> What the task requires
Reproduce, word for word, the stretch of the climate-risk article below that begins with the words containing "A paper presented" and ends with "Sydney last week.".

A sudden repricing of assets as a result of climate change “could be the trigger for the next financial crisis,” he added.

Mr Fisher, a 26-year veteran of the UK central bank, pointed to the renewed fall in sterling earlier this month, after the Government set out a timetable for leaving the European Union, as an example of the way that prices can shift suddenly.

“That is exactly the sort of event you might get with climate change,” said Mr Fisher, formerly deputy head of the UK’s Prudential Regulation Authority.

Signs that governments are growing increasingly serious about tackling climate change suggest that businesses need to be ready for greater regulation, Mr Fisher said.

China and the US agreed at the G20 meeting in Hangzhou last month to ratify the Paris accord designed to limit global warming, bringing two of the world’s largest emitters of carbon pollution on board with an agreement to control temperature increases.

A paper presented to the Hangzhou G20 meeting by the UK’s Cambridge Centre for Sustainable Finance urged financial institutions to improve the way they assess climate risks.

“You don’t need to believe in climate change, you don’t need to believe that it is man-made,” Mr Fisher said.

“You just need to believe that governments are going to do stuff and that is going to affect your business. And then it is a material risk.”

Risks associated with climate change come both from the effect on valuations of the transition towards a lower carbon economy, as well as from the cost of adapting if global warming isn’t checked, according to Andrew Gray, an investment manager at AustralianSuper, the country’s biggest pension fund.

“Climate change is a genuine investment risk,” Mr Gray said at a Citigroup Inc conference in Sydney last week.

Mr Fisher said there is a possibility of unexpected moves in financial markets as a result of climate change.

He warned of the chance of a: “system-wide repricing of assets happening quite suddenly.”

> Material
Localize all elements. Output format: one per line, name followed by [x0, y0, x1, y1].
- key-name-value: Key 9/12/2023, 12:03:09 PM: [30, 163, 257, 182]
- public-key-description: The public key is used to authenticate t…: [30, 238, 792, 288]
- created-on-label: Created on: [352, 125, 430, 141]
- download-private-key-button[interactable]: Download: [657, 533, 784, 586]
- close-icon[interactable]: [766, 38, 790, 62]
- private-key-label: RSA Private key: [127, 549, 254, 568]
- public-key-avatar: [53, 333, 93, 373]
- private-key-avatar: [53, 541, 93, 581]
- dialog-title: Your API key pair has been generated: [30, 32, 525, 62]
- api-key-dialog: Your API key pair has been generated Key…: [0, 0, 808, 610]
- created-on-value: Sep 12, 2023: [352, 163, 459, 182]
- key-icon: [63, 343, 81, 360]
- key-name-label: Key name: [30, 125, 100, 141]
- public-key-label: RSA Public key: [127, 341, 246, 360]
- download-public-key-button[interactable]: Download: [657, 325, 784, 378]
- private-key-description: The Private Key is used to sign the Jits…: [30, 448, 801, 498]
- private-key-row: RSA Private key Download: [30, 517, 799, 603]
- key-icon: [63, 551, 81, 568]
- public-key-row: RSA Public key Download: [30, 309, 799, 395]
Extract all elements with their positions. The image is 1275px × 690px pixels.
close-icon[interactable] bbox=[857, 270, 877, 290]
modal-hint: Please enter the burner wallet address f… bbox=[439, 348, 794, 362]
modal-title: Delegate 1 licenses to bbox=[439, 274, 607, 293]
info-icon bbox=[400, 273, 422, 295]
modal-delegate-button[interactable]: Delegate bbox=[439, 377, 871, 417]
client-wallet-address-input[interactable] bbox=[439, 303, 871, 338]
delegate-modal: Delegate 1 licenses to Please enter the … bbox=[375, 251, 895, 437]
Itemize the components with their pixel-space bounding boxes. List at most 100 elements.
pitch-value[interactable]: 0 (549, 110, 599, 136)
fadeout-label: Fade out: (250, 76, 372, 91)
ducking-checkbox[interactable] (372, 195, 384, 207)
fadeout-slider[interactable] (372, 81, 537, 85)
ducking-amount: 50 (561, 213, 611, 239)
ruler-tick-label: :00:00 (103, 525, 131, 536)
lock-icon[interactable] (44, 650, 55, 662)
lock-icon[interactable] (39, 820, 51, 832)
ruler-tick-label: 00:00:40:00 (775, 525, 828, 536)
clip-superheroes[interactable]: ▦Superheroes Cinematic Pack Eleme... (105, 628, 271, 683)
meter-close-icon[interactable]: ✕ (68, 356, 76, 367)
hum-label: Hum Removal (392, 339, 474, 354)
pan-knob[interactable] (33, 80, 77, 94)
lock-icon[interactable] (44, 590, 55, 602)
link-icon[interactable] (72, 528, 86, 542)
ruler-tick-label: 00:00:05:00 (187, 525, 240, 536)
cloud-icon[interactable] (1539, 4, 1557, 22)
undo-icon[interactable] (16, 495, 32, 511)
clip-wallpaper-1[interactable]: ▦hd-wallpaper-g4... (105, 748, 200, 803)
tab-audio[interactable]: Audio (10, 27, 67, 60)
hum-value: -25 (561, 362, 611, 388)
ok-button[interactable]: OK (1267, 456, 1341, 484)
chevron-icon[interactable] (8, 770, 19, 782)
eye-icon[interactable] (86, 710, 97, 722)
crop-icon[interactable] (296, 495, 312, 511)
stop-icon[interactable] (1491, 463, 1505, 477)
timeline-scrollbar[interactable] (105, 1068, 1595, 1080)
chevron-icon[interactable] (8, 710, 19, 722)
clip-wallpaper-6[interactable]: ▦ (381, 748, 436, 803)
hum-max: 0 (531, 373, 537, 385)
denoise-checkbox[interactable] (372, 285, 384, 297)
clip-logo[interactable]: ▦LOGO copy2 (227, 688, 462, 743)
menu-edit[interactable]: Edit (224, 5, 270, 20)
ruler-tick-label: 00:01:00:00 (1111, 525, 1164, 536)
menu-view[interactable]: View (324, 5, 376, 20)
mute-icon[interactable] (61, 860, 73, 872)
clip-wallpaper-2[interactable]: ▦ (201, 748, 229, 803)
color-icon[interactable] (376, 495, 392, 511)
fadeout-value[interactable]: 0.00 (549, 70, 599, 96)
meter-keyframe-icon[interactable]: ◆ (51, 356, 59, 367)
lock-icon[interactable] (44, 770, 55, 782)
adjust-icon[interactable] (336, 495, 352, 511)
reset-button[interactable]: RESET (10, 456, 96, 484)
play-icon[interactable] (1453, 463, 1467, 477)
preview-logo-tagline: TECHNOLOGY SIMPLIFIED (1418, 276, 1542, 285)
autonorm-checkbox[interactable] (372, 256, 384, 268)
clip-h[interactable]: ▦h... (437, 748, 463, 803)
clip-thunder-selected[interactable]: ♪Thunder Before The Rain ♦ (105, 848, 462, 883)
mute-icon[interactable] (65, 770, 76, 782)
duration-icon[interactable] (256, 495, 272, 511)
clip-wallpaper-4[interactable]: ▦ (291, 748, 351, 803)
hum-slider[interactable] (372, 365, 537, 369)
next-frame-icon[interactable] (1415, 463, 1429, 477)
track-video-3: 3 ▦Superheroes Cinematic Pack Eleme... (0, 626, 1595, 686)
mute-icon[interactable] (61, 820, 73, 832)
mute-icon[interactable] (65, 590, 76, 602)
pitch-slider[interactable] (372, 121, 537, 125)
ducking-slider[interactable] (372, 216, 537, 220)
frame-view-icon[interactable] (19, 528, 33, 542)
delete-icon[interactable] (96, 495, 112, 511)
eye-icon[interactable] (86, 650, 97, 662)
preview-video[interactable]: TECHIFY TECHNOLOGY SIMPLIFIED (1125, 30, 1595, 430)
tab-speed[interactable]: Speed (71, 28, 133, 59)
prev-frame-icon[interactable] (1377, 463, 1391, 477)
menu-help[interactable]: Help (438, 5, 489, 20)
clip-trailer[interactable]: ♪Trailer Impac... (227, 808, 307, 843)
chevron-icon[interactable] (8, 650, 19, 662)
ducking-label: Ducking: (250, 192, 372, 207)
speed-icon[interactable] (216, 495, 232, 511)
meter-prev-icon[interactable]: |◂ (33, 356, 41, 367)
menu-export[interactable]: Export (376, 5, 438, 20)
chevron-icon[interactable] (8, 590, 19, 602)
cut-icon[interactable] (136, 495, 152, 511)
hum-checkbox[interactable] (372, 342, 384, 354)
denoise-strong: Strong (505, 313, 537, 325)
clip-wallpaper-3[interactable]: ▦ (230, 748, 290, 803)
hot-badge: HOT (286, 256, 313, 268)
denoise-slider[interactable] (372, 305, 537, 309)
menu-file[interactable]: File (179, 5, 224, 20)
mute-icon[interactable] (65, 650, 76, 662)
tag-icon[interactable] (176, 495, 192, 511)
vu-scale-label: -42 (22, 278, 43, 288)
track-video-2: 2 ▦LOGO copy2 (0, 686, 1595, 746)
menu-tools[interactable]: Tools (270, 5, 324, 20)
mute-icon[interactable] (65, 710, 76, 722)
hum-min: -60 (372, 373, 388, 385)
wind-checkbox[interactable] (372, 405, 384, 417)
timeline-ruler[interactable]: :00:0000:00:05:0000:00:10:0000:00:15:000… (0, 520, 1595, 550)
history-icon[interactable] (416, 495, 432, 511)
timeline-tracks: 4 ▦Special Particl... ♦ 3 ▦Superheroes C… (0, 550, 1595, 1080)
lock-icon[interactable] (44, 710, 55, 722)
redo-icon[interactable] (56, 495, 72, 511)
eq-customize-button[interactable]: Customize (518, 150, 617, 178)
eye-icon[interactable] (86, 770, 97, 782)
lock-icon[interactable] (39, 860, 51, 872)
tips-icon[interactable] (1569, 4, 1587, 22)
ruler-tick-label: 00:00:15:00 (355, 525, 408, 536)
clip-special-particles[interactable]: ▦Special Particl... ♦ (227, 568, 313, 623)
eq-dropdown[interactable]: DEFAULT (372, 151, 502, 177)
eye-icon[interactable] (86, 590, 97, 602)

> Response
A paper presented to the Hangzhou G20 meeting by the UK’s Cambridge Centre for Sustainable Finance urged financial institutions to improve the way they assess climate risks.

“You don’t need to believe in climate change, you don’t need to believe that it is man-made,” Mr Fisher said.

“You just need to believe that governments are going to do stuff and that is going to affect your business. And then it is a material risk.”

Risks associated with climate change come both from the effect on valuations of the transition towards a lower carbon economy, as well as from the cost of adapting if global warming isn’t checked, according to Andrew Gray, an investment manager at AustralianSuper, the country’s biggest pension fund.

“Climate change is a genuine investment risk,” Mr Gray said at a Citigroup Inc conference in Sydney last week.